* **STATED EXERCISE**: Look through the records below and give the number of lines holding the string "profitability", nothing more.
** Begin RECORD LIST **
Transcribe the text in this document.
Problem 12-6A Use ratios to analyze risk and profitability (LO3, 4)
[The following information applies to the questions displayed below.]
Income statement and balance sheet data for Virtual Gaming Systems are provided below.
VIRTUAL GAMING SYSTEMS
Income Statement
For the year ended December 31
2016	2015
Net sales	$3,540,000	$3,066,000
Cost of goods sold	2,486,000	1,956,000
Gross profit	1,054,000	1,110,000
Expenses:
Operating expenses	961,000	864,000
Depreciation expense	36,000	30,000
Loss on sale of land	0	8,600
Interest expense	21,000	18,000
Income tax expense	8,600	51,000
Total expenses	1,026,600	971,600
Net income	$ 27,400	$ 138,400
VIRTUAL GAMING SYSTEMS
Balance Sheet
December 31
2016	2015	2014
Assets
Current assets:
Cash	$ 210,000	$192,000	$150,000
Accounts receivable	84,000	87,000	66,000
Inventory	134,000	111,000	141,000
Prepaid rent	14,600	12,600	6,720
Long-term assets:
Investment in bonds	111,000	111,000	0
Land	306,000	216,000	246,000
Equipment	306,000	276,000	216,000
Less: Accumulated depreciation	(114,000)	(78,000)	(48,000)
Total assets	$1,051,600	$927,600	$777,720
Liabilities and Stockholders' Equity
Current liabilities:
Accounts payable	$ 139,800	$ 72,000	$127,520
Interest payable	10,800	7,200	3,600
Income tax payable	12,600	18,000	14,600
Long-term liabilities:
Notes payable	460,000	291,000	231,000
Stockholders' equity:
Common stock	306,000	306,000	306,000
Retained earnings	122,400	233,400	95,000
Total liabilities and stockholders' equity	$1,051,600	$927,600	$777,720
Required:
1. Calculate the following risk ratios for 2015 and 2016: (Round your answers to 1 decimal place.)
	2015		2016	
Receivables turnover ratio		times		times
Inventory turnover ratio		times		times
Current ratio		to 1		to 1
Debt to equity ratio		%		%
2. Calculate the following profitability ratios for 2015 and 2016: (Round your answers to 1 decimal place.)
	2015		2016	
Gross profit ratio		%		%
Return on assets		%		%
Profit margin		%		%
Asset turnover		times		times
** End RECORD LIST **
* **FINISHED TASK**: 2